> [Work to be completed]: Below is some material; set it all down exactly, apart from the pictures.

> [Provided records]:

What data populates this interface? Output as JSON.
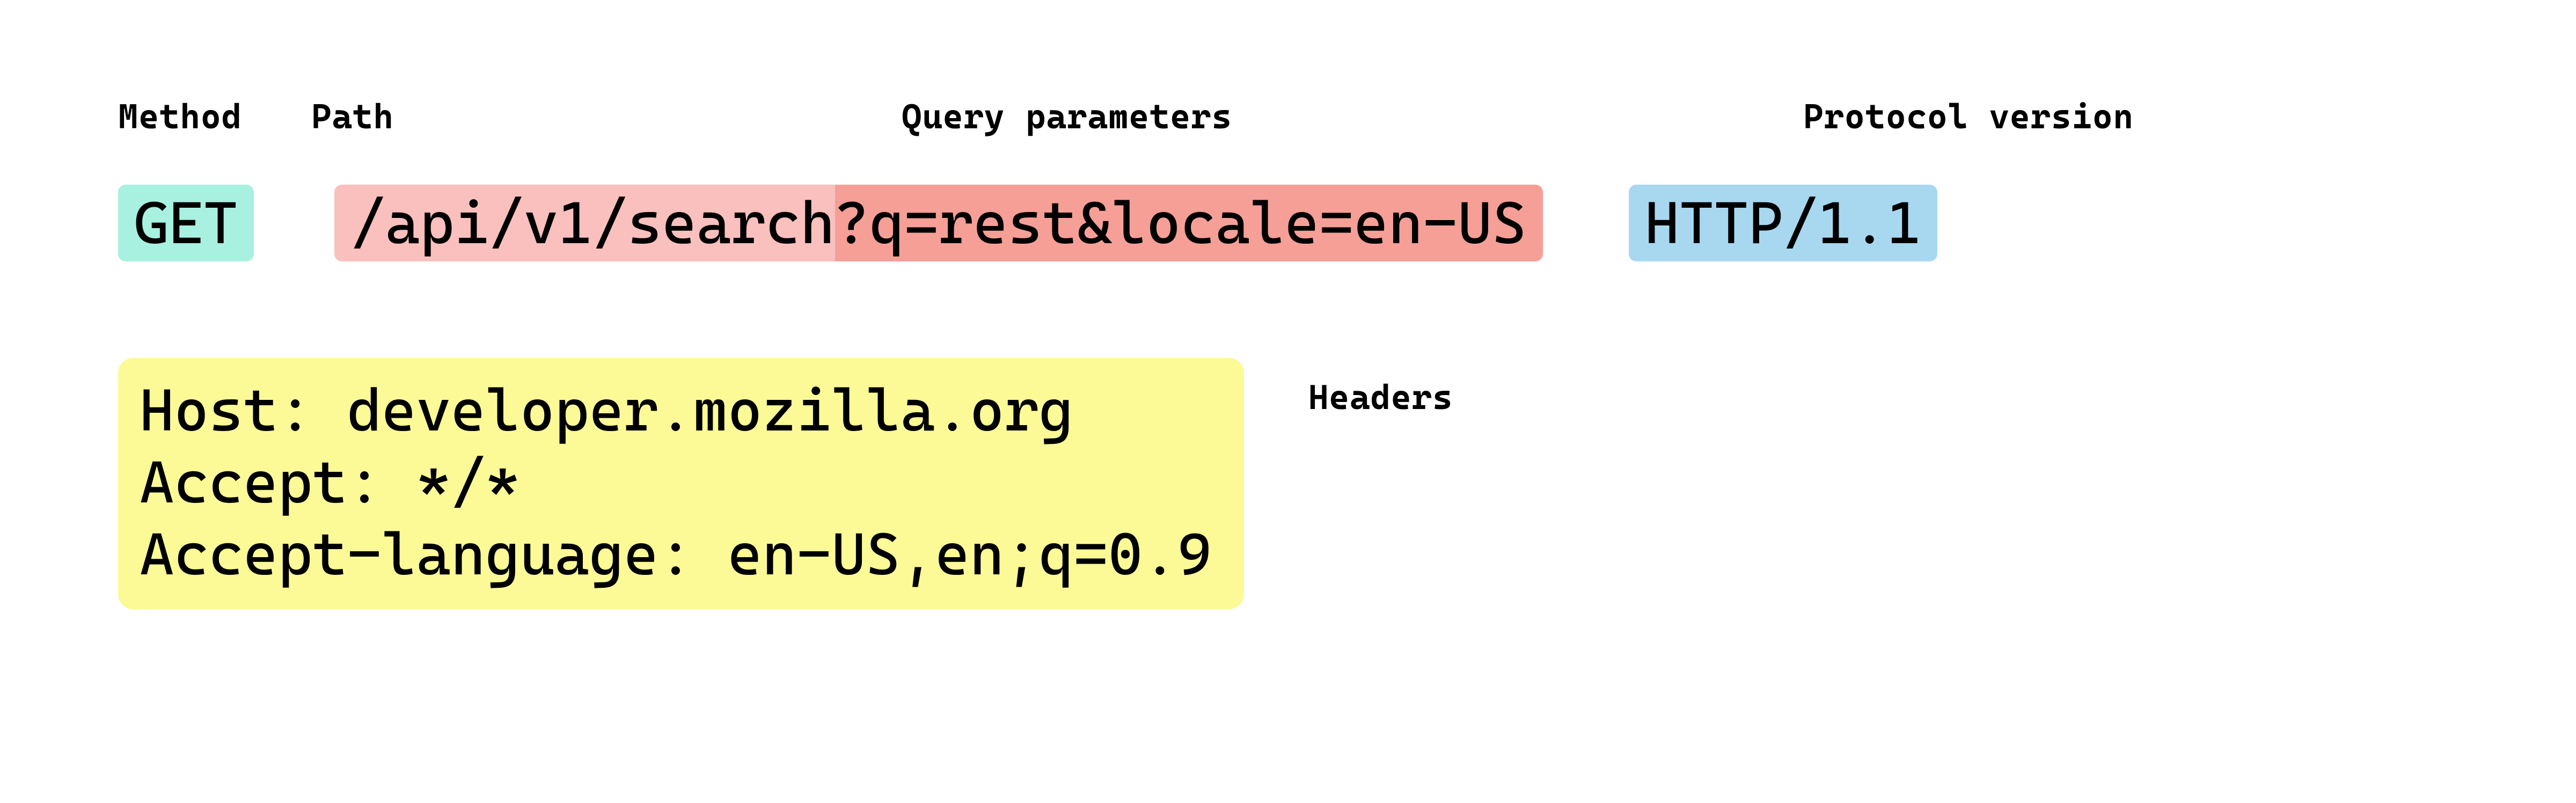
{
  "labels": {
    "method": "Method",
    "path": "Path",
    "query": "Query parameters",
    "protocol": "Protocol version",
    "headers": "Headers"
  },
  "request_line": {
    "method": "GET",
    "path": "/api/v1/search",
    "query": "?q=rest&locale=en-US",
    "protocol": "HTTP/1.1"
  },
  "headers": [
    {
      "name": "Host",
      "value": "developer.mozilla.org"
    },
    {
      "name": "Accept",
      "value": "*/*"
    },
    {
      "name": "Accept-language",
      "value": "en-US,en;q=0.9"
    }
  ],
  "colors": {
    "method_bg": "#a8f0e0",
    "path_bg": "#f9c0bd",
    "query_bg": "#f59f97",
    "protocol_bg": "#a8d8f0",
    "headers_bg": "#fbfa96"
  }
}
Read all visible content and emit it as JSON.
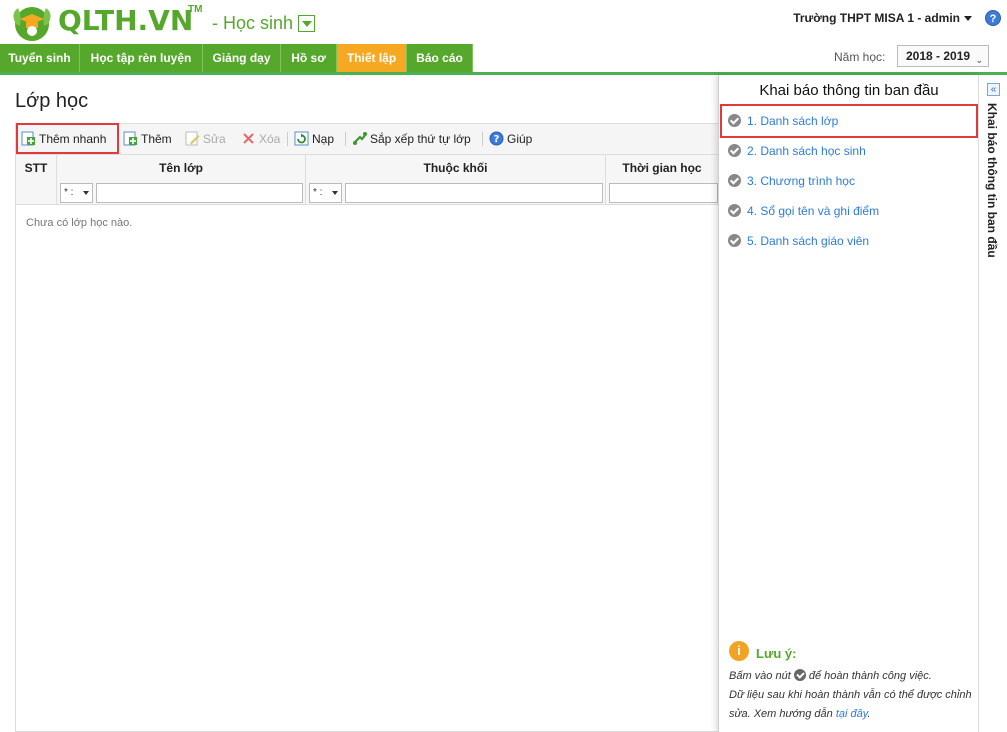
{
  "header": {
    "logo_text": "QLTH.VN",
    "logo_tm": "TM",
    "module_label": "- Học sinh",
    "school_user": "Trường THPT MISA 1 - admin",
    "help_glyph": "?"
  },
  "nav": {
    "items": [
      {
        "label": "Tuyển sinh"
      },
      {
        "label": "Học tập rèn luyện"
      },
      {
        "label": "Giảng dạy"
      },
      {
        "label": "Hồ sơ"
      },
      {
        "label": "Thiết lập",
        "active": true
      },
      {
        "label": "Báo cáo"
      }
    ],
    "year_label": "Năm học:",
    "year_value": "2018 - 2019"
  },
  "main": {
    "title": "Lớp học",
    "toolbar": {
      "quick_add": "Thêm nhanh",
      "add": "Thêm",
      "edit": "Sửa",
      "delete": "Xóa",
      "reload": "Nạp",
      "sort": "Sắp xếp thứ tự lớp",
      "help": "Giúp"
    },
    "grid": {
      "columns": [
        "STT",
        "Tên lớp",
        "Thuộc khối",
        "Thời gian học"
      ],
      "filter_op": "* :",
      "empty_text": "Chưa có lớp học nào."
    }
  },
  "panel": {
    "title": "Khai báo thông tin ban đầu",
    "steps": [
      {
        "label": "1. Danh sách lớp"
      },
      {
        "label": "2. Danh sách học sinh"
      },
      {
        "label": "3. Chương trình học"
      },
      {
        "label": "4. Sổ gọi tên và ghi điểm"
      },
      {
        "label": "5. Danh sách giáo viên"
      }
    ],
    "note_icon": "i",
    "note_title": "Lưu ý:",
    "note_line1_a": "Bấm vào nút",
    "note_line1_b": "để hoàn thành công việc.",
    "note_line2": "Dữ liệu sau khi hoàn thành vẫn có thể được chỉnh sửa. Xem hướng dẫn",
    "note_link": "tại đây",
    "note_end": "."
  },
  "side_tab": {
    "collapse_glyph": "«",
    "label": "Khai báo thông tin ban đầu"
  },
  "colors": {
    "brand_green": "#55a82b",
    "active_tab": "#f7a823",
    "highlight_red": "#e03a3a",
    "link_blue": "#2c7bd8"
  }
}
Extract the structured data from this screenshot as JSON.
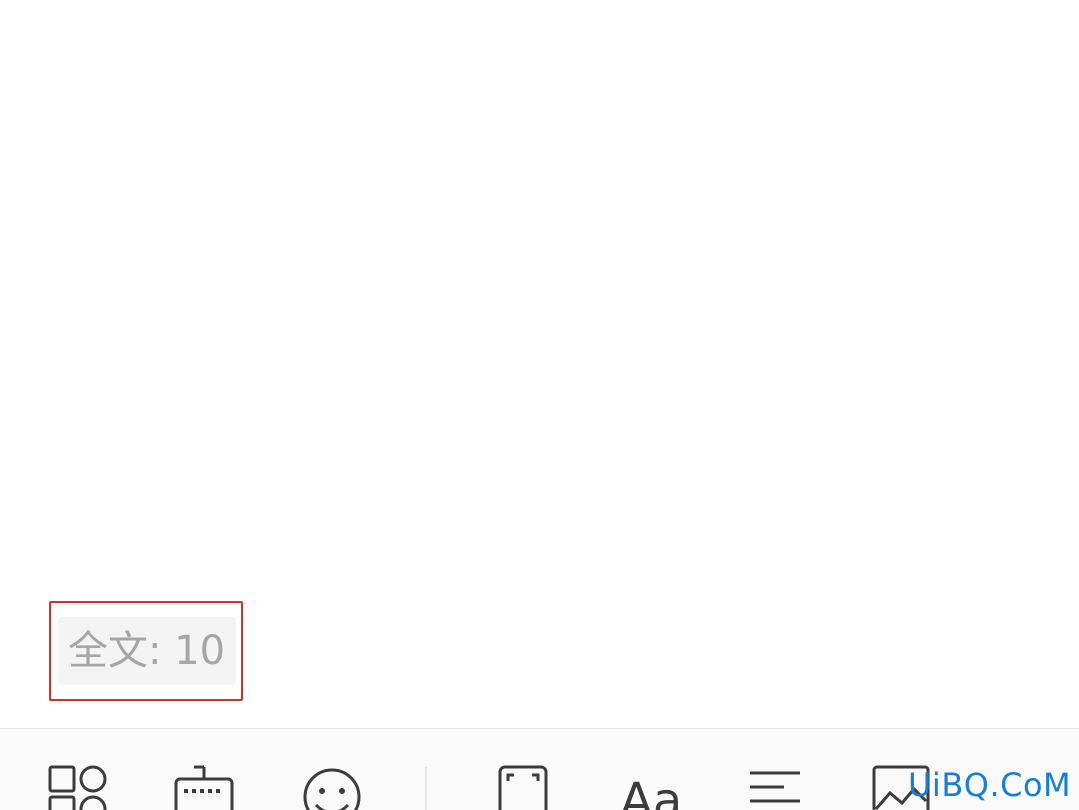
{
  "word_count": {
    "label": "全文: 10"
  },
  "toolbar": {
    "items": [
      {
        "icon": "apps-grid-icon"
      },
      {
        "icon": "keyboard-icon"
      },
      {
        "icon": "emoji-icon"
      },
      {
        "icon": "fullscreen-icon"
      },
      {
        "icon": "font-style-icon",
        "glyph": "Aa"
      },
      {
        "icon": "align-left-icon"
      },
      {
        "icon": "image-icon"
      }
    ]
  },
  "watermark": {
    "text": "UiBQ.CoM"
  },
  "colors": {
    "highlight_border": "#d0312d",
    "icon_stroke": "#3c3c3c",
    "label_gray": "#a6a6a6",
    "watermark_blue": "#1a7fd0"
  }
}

> [Expected output]:
What data populates this interface? Output as JSON.
{
  "labels": {
    "method": "Method",
    "path": "Path",
    "query": "Query parameters",
    "protocol": "Protocol version",
    "headers": "Headers"
  },
  "request_line": {
    "method": "GET",
    "path": "/api/v1/search",
    "query": "?q=rest&locale=en-US",
    "protocol": "HTTP/1.1"
  },
  "headers": [
    {
      "name": "Host",
      "value": "developer.mozilla.org"
    },
    {
      "name": "Accept",
      "value": "*/*"
    },
    {
      "name": "Accept-language",
      "value": "en-US,en;q=0.9"
    }
  ],
  "colors": {
    "method_bg": "#a8f0e0",
    "path_bg": "#f9c0bd",
    "query_bg": "#f59f97",
    "protocol_bg": "#a8d8f0",
    "headers_bg": "#fbfa96"
  }
}
Read all visible content and emit it as JSON.
{
  "header": {
    "logo_text": "QLTH.VN",
    "logo_tm": "TM",
    "module_label": "- Học sinh",
    "school_user": "Trường THPT MISA 1 - admin",
    "help_glyph": "?"
  },
  "nav": {
    "items": [
      {
        "label": "Tuyển sinh"
      },
      {
        "label": "Học tập rèn luyện"
      },
      {
        "label": "Giảng dạy"
      },
      {
        "label": "Hồ sơ"
      },
      {
        "label": "Thiết lập",
        "active": true
      },
      {
        "label": "Báo cáo"
      }
    ],
    "year_label": "Năm học:",
    "year_value": "2018 - 2019"
  },
  "main": {
    "title": "Lớp học",
    "toolbar": {
      "quick_add": "Thêm nhanh",
      "add": "Thêm",
      "edit": "Sửa",
      "delete": "Xóa",
      "reload": "Nạp",
      "sort": "Sắp xếp thứ tự lớp",
      "help": "Giúp"
    },
    "grid": {
      "columns": [
        "STT",
        "Tên lớp",
        "Thuộc khối",
        "Thời gian học"
      ],
      "filter_op": "* :",
      "empty_text": "Chưa có lớp học nào."
    }
  },
  "panel": {
    "title": "Khai báo thông tin ban đầu",
    "steps": [
      {
        "label": "1. Danh sách lớp"
      },
      {
        "label": "2. Danh sách học sinh"
      },
      {
        "label": "3. Chương trình học"
      },
      {
        "label": "4. Sổ gọi tên và ghi điểm"
      },
      {
        "label": "5. Danh sách giáo viên"
      }
    ],
    "note_icon": "i",
    "note_title": "Lưu ý:",
    "note_line1_a": "Bấm vào nút",
    "note_line1_b": "để hoàn thành công việc.",
    "note_line2": "Dữ liệu sau khi hoàn thành vẫn có thể được chỉnh sửa. Xem hướng dẫn",
    "note_link": "tại đây",
    "note_end": "."
  },
  "side_tab": {
    "collapse_glyph": "«",
    "label": "Khai báo thông tin ban đầu"
  },
  "colors": {
    "brand_green": "#55a82b",
    "active_tab": "#f7a823",
    "highlight_red": "#e03a3a",
    "link_blue": "#2c7bd8"
  }
}
Extract the structured data from this screenshot as JSON.
{
  "word_count": {
    "label": "全文: 10"
  },
  "toolbar": {
    "items": [
      {
        "icon": "apps-grid-icon"
      },
      {
        "icon": "keyboard-icon"
      },
      {
        "icon": "emoji-icon"
      },
      {
        "icon": "fullscreen-icon"
      },
      {
        "icon": "font-style-icon",
        "glyph": "Aa"
      },
      {
        "icon": "align-left-icon"
      },
      {
        "icon": "image-icon"
      }
    ]
  },
  "watermark": {
    "text": "UiBQ.CoM"
  },
  "colors": {
    "highlight_border": "#d0312d",
    "icon_stroke": "#3c3c3c",
    "label_gray": "#a6a6a6",
    "watermark_blue": "#1a7fd0"
  }
}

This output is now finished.